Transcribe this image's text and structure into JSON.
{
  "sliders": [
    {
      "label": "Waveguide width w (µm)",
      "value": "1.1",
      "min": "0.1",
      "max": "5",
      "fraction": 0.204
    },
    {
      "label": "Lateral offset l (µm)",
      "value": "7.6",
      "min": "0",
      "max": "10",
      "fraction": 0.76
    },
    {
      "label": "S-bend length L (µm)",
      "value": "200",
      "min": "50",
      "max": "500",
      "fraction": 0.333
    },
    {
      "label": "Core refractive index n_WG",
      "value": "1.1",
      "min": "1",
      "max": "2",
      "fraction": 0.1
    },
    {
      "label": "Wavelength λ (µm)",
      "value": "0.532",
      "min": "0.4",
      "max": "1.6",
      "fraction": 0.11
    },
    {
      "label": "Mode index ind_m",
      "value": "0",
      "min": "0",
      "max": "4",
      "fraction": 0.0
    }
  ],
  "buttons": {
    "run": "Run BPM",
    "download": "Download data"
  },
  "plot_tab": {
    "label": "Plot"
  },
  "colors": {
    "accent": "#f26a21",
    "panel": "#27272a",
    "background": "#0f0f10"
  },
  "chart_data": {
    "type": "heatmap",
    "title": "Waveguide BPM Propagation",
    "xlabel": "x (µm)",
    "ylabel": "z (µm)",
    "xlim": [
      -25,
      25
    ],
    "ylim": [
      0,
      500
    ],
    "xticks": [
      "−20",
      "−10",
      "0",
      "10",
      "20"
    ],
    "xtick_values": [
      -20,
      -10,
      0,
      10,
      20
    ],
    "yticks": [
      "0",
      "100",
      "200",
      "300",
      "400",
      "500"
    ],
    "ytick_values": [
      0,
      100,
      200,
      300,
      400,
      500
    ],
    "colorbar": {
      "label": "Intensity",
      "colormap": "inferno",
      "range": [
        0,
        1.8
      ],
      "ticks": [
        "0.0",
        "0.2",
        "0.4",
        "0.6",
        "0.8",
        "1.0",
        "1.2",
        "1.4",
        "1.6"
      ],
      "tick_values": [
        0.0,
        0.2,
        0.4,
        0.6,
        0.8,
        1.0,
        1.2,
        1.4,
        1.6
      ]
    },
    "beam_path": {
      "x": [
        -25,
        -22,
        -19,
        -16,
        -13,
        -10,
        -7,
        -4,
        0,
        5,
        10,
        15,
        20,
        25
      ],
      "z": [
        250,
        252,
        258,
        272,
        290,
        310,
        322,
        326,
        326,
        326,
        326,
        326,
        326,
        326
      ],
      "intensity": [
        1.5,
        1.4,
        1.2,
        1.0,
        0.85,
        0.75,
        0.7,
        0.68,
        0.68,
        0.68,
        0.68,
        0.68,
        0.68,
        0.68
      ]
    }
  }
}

[Task instructions]
Write out every line of the data that holds the word "Waveguide".

[Correct answer]
      "label": "Waveguide width w (µm)",
    "title": "Waveguide BPM Propagation",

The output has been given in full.